* _To do_: Repeat the records below exactly, leaving out every picture.

* _Extracted entries_:
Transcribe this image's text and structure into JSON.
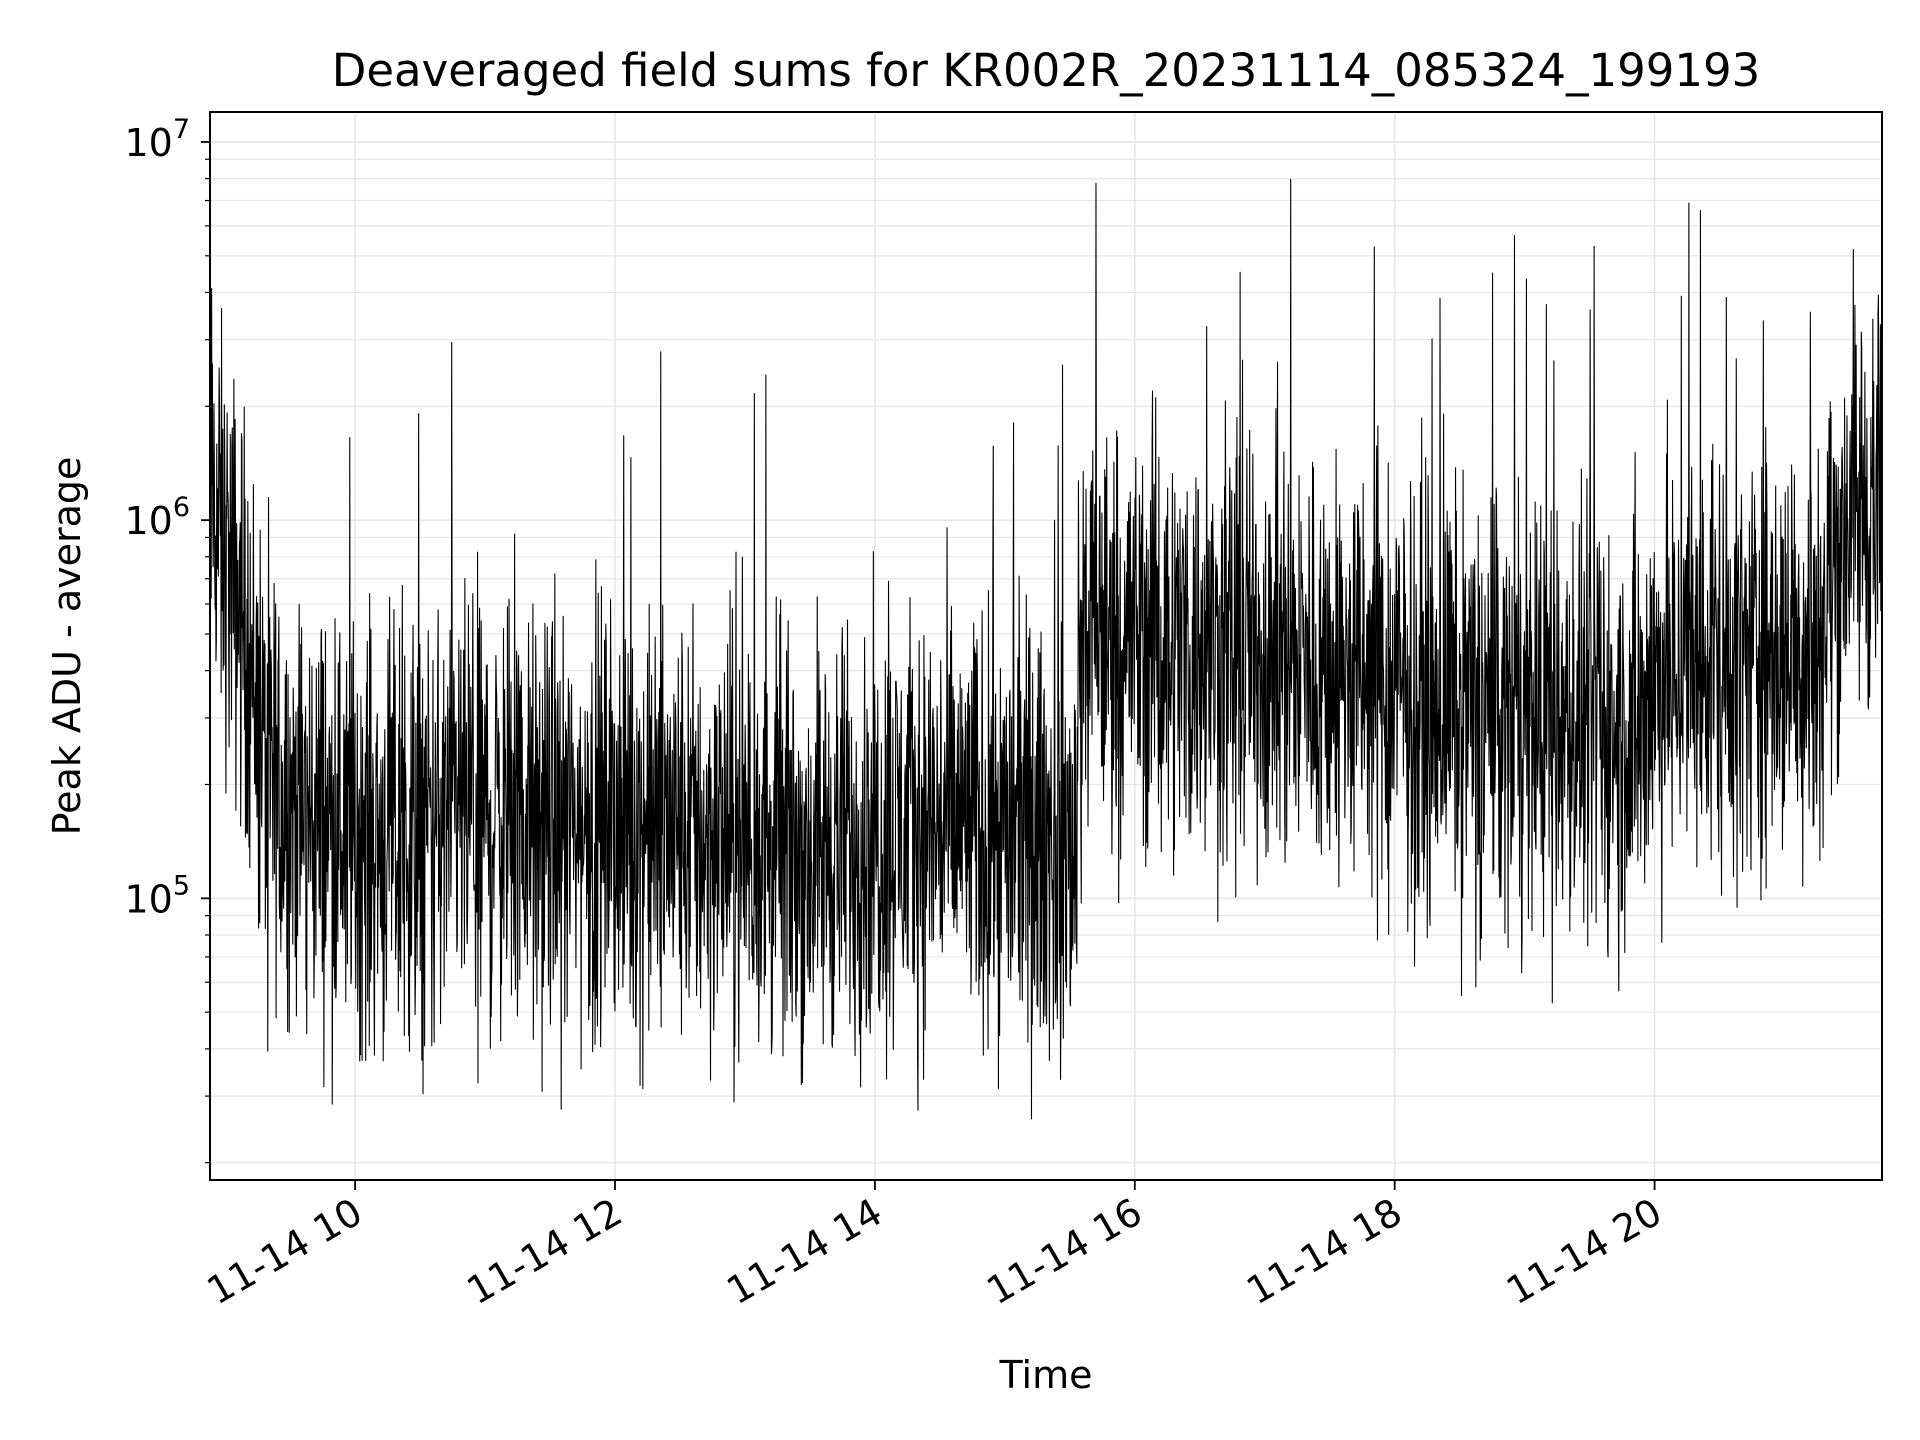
{
  "chart_data": {
    "type": "line",
    "title": "Deaveraged field sums for KR002R_20231114_085324_199193",
    "xlabel": "Time",
    "ylabel": "Peak ADU - average",
    "yscale": "log",
    "xlim": [
      "2023-11-14T08:53",
      "2023-11-14T21:45"
    ],
    "ylim": [
      18000,
      12000000
    ],
    "x_ticks": [
      {
        "t": "2023-11-14T10:00",
        "label": "11-14 10"
      },
      {
        "t": "2023-11-14T12:00",
        "label": "11-14 12"
      },
      {
        "t": "2023-11-14T14:00",
        "label": "11-14 14"
      },
      {
        "t": "2023-11-14T16:00",
        "label": "11-14 16"
      },
      {
        "t": "2023-11-14T18:00",
        "label": "11-14 18"
      },
      {
        "t": "2023-11-14T20:00",
        "label": "11-14 20"
      }
    ],
    "y_ticks": [
      {
        "v": 100000,
        "base": "10",
        "exp": "5"
      },
      {
        "v": 1000000,
        "base": "10",
        "exp": "6"
      },
      {
        "v": 10000000,
        "base": "10",
        "exp": "7"
      }
    ],
    "grid": true,
    "line_color": "#000000",
    "grid_color": "#e6e6e6",
    "series": [
      {
        "x": [
          "2023-11-14T08:53",
          "2023-11-14T09:00",
          "2023-11-14T09:10",
          "2023-11-14T09:20",
          "2023-11-14T09:40",
          "2023-11-14T10:00",
          "2023-11-14T10:20",
          "2023-11-14T10:45",
          "2023-11-14T11:00",
          "2023-11-14T11:30",
          "2023-11-14T12:00",
          "2023-11-14T12:30",
          "2023-11-14T13:00",
          "2023-11-14T13:30",
          "2023-11-14T14:00",
          "2023-11-14T14:30",
          "2023-11-14T15:00",
          "2023-11-14T15:25",
          "2023-11-14T15:32",
          "2023-11-14T15:36",
          "2023-11-14T16:00",
          "2023-11-14T16:30",
          "2023-11-14T17:00",
          "2023-11-14T17:30",
          "2023-11-14T18:00",
          "2023-11-14T18:30",
          "2023-11-14T19:00",
          "2023-11-14T19:30",
          "2023-11-14T19:50",
          "2023-11-14T20:00",
          "2023-11-14T20:30",
          "2023-11-14T21:00",
          "2023-11-14T21:15",
          "2023-11-14T21:30",
          "2023-11-14T21:45"
        ],
        "y": [
          1200000,
          800000,
          500000,
          200000,
          170000,
          150000,
          140000,
          160000,
          170000,
          150000,
          160000,
          150000,
          140000,
          130000,
          150000,
          160000,
          150000,
          140000,
          130000,
          500000,
          500000,
          450000,
          450000,
          400000,
          350000,
          330000,
          300000,
          280000,
          260000,
          380000,
          420000,
          450000,
          500000,
          1100000,
          1050000
        ]
      }
    ]
  }
}
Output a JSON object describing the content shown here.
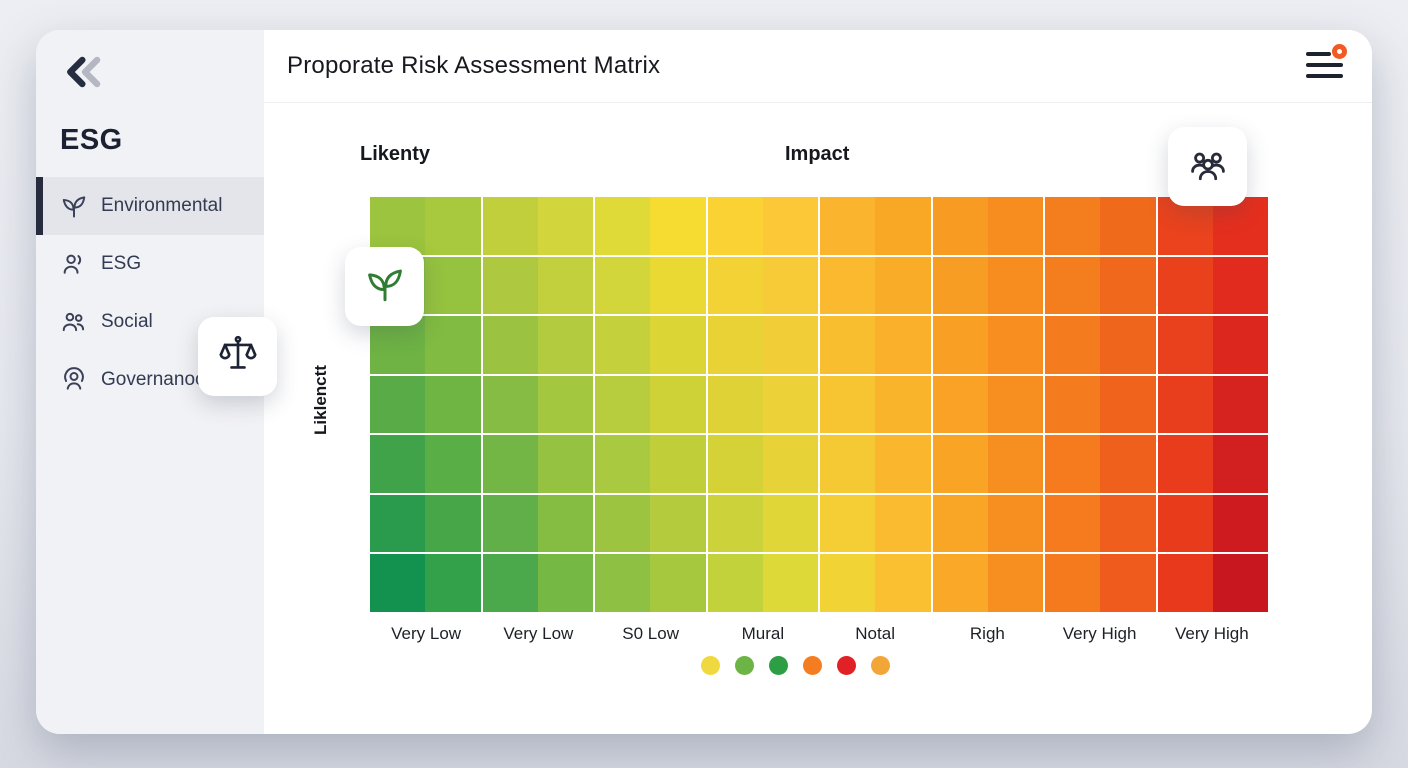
{
  "header": {
    "title": "Proporate Risk Assessment Matrix",
    "menu_icon": "hamburger-menu-icon",
    "badge_color": "#f15a24"
  },
  "sidebar": {
    "collapse_icon": "chevrons-left-icon",
    "heading": "ESG",
    "items": [
      {
        "label": "Environmental",
        "icon": "leaf-icon",
        "active": true
      },
      {
        "label": "ESG",
        "icon": "user-icon",
        "active": false
      },
      {
        "label": "Social",
        "icon": "users-icon",
        "active": false
      },
      {
        "label": "Governanoc",
        "icon": "shield-user-icon",
        "active": false
      }
    ]
  },
  "floating_cards": [
    {
      "icon": "leaf-icon",
      "color": "#2e7d32"
    },
    {
      "icon": "scales-icon",
      "color": "#1d2333"
    },
    {
      "icon": "people-group-icon",
      "color": "#272c38"
    }
  ],
  "chart_data": {
    "type": "heatmap",
    "axis_titles": {
      "top_left": "Likenty",
      "top_center": "Impact",
      "left_rotated": "Liklenctt"
    },
    "x_labels": [
      "Very Low",
      "Very Low",
      "S0 Low",
      "Mural",
      "Notal",
      "Righ",
      "Very High",
      "Very High"
    ],
    "grid": {
      "rows": 7,
      "cols": 16,
      "main_columns": 8,
      "gridline_color": "#ffffff",
      "row_interpolation": "linear-rgb-top-to-bottom",
      "top_row_colors": [
        "#9cc43e",
        "#a8c93d",
        "#c2cf3c",
        "#d2d53b",
        "#e0da39",
        "#f6dc30",
        "#fbd233",
        "#fcc838",
        "#fbb42e",
        "#f9a826",
        "#f89b22",
        "#f78d1f",
        "#f47d1e",
        "#f06a1c",
        "#ea431d",
        "#e52f1e"
      ],
      "bottom_row_colors": [
        "#13924f",
        "#33a04a",
        "#4ca94b",
        "#76b844",
        "#8ec043",
        "#a5c83e",
        "#c2d23b",
        "#dcd938",
        "#f2d335",
        "#fbbf32",
        "#f9a827",
        "#f78f20",
        "#f57a1e",
        "#ef5b1c",
        "#e8391c",
        "#c9171f"
      ]
    },
    "legend_dot_colors": [
      "#f0d93f",
      "#6db446",
      "#2e9e44",
      "#f57d21",
      "#e02125",
      "#f3a638"
    ]
  }
}
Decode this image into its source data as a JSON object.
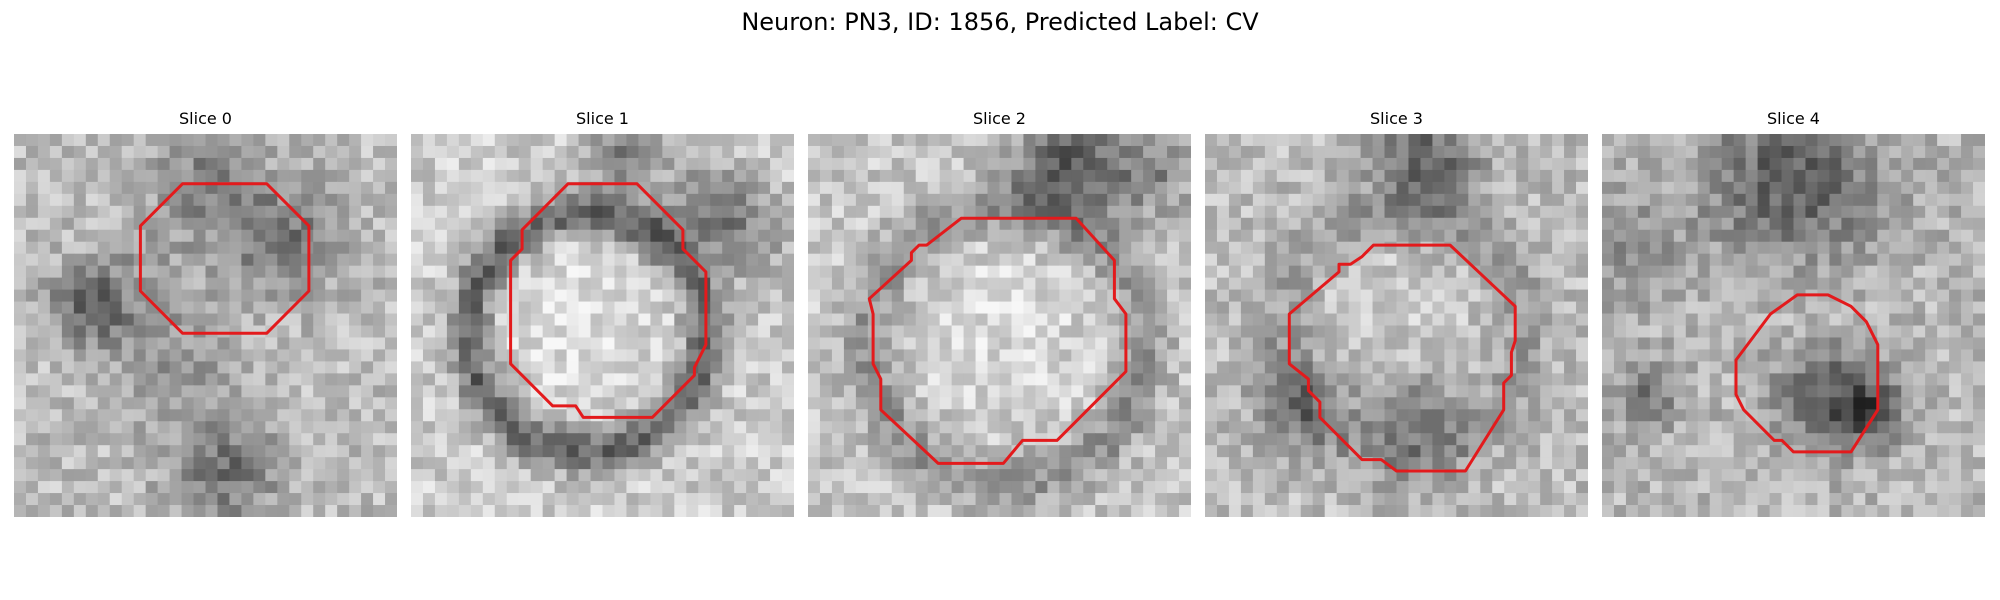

* _Result of the task_:
Transcribe this image's text and structure into JSON.
{
  "chart_data": {
    "type": "line",
    "title": "Deaveraged field sums for KR002R_20231114_085324_199193",
    "xlabel": "Time",
    "ylabel": "Peak ADU - average",
    "yscale": "log",
    "xlim": [
      "2023-11-14T08:53",
      "2023-11-14T21:45"
    ],
    "ylim": [
      18000,
      12000000
    ],
    "x_ticks": [
      {
        "t": "2023-11-14T10:00",
        "label": "11-14 10"
      },
      {
        "t": "2023-11-14T12:00",
        "label": "11-14 12"
      },
      {
        "t": "2023-11-14T14:00",
        "label": "11-14 14"
      },
      {
        "t": "2023-11-14T16:00",
        "label": "11-14 16"
      },
      {
        "t": "2023-11-14T18:00",
        "label": "11-14 18"
      },
      {
        "t": "2023-11-14T20:00",
        "label": "11-14 20"
      }
    ],
    "y_ticks": [
      {
        "v": 100000,
        "base": "10",
        "exp": "5"
      },
      {
        "v": 1000000,
        "base": "10",
        "exp": "6"
      },
      {
        "v": 10000000,
        "base": "10",
        "exp": "7"
      }
    ],
    "grid": true,
    "line_color": "#000000",
    "grid_color": "#e6e6e6",
    "series": [
      {
        "x": [
          "2023-11-14T08:53",
          "2023-11-14T09:00",
          "2023-11-14T09:10",
          "2023-11-14T09:20",
          "2023-11-14T09:40",
          "2023-11-14T10:00",
          "2023-11-14T10:20",
          "2023-11-14T10:45",
          "2023-11-14T11:00",
          "2023-11-14T11:30",
          "2023-11-14T12:00",
          "2023-11-14T12:30",
          "2023-11-14T13:00",
          "2023-11-14T13:30",
          "2023-11-14T14:00",
          "2023-11-14T14:30",
          "2023-11-14T15:00",
          "2023-11-14T15:25",
          "2023-11-14T15:32",
          "2023-11-14T15:36",
          "2023-11-14T16:00",
          "2023-11-14T16:30",
          "2023-11-14T17:00",
          "2023-11-14T17:30",
          "2023-11-14T18:00",
          "2023-11-14T18:30",
          "2023-11-14T19:00",
          "2023-11-14T19:30",
          "2023-11-14T19:50",
          "2023-11-14T20:00",
          "2023-11-14T20:30",
          "2023-11-14T21:00",
          "2023-11-14T21:15",
          "2023-11-14T21:30",
          "2023-11-14T21:45"
        ],
        "y": [
          1200000,
          800000,
          500000,
          200000,
          170000,
          150000,
          140000,
          160000,
          170000,
          150000,
          160000,
          150000,
          140000,
          130000,
          150000,
          160000,
          150000,
          140000,
          130000,
          500000,
          500000,
          450000,
          450000,
          400000,
          350000,
          330000,
          300000,
          280000,
          260000,
          380000,
          420000,
          450000,
          500000,
          1100000,
          1050000
        ]
      }
    ]
  }
}
Output a JSON object describing the content shown here.
{
  "header": {
    "title": "Proporate Risk Assessment Matrix",
    "menu_icon": "hamburger-menu-icon",
    "badge_color": "#f15a24"
  },
  "sidebar": {
    "collapse_icon": "chevrons-left-icon",
    "heading": "ESG",
    "items": [
      {
        "label": "Environmental",
        "icon": "leaf-icon",
        "active": true
      },
      {
        "label": "ESG",
        "icon": "user-icon",
        "active": false
      },
      {
        "label": "Social",
        "icon": "users-icon",
        "active": false
      },
      {
        "label": "Governanoc",
        "icon": "shield-user-icon",
        "active": false
      }
    ]
  },
  "floating_cards": [
    {
      "icon": "leaf-icon",
      "color": "#2e7d32"
    },
    {
      "icon": "scales-icon",
      "color": "#1d2333"
    },
    {
      "icon": "people-group-icon",
      "color": "#272c38"
    }
  ],
  "chart_data": {
    "type": "heatmap",
    "axis_titles": {
      "top_left": "Likenty",
      "top_center": "Impact",
      "left_rotated": "Liklenctt"
    },
    "x_labels": [
      "Very Low",
      "Very Low",
      "S0 Low",
      "Mural",
      "Notal",
      "Righ",
      "Very High",
      "Very High"
    ],
    "grid": {
      "rows": 7,
      "cols": 16,
      "main_columns": 8,
      "gridline_color": "#ffffff",
      "row_interpolation": "linear-rgb-top-to-bottom",
      "top_row_colors": [
        "#9cc43e",
        "#a8c93d",
        "#c2cf3c",
        "#d2d53b",
        "#e0da39",
        "#f6dc30",
        "#fbd233",
        "#fcc838",
        "#fbb42e",
        "#f9a826",
        "#f89b22",
        "#f78d1f",
        "#f47d1e",
        "#f06a1c",
        "#ea431d",
        "#e52f1e"
      ],
      "bottom_row_colors": [
        "#13924f",
        "#33a04a",
        "#4ca94b",
        "#76b844",
        "#8ec043",
        "#a5c83e",
        "#c2d23b",
        "#dcd938",
        "#f2d335",
        "#fbbf32",
        "#f9a827",
        "#f78f20",
        "#f57a1e",
        "#ef5b1c",
        "#e8391c",
        "#c9171f"
      ]
    },
    "legend_dot_colors": [
      "#f0d93f",
      "#6db446",
      "#2e9e44",
      "#f57d21",
      "#e02125",
      "#f3a638"
    ]
  }
}
Decode this image into its source data as a JSON object.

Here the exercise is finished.